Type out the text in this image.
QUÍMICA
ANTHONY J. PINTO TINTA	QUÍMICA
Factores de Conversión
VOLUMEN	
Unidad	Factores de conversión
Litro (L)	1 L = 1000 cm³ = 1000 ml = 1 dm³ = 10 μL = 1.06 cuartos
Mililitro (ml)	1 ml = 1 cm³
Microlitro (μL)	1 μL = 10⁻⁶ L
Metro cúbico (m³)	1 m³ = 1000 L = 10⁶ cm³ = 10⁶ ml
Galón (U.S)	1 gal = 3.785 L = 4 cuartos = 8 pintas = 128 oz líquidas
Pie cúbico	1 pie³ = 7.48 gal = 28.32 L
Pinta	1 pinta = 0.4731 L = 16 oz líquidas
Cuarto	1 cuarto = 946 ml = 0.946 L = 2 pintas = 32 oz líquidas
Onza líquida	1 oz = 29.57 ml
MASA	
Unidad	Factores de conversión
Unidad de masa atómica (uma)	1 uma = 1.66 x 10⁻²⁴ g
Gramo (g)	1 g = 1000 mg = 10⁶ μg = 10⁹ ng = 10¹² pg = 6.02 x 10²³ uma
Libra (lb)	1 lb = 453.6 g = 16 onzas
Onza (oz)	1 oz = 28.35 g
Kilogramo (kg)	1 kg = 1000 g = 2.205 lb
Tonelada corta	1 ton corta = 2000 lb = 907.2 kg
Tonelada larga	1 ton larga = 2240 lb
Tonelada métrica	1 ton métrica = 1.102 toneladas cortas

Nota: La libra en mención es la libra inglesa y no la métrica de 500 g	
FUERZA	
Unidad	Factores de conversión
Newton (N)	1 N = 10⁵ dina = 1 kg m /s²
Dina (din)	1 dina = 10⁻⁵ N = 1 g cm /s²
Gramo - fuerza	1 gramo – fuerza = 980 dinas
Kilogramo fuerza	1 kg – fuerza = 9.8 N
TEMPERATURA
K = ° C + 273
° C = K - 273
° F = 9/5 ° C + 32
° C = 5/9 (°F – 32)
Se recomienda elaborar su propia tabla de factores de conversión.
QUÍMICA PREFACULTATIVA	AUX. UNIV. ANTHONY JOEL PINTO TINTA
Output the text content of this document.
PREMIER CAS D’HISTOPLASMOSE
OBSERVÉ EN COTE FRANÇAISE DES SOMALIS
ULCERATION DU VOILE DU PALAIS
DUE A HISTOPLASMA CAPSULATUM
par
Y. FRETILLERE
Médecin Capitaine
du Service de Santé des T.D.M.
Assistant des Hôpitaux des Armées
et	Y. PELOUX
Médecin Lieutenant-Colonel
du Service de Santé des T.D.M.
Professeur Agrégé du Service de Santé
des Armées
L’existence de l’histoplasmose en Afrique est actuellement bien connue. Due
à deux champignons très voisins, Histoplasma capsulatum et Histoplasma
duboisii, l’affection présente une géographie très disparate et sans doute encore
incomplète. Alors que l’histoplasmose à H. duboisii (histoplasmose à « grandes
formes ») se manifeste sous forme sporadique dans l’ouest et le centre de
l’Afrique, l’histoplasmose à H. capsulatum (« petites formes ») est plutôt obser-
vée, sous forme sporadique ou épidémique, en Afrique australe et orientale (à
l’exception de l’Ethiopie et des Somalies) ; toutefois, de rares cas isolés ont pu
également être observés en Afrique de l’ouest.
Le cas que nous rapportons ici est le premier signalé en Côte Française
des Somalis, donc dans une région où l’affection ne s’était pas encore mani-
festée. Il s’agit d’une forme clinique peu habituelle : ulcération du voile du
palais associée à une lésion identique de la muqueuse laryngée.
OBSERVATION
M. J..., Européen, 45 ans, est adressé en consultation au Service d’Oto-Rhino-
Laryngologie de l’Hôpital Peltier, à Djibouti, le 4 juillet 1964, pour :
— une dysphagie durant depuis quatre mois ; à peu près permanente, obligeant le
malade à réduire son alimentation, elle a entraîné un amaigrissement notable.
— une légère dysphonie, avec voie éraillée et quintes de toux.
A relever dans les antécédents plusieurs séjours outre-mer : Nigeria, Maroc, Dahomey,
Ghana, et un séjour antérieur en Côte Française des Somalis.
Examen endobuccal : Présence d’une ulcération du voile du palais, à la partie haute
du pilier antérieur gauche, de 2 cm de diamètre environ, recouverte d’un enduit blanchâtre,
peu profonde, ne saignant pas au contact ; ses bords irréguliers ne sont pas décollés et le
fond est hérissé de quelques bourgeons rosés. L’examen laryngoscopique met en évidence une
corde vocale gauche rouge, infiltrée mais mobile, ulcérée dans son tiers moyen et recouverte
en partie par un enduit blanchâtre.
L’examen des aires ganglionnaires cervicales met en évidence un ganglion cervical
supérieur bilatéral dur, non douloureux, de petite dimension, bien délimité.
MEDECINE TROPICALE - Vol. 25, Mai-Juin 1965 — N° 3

-*-

• Given problem: Pull out each line of the entries that contains "gauche".

• Solution to this exercise:
du pilier antérieur gauche, de 2 cm de diamètre environ, recouverte d’un enduit blanchâtre,
corde vocale gauche rouge, infiltrée mais mobile, ulcérée dans son tiers moyen et recouverte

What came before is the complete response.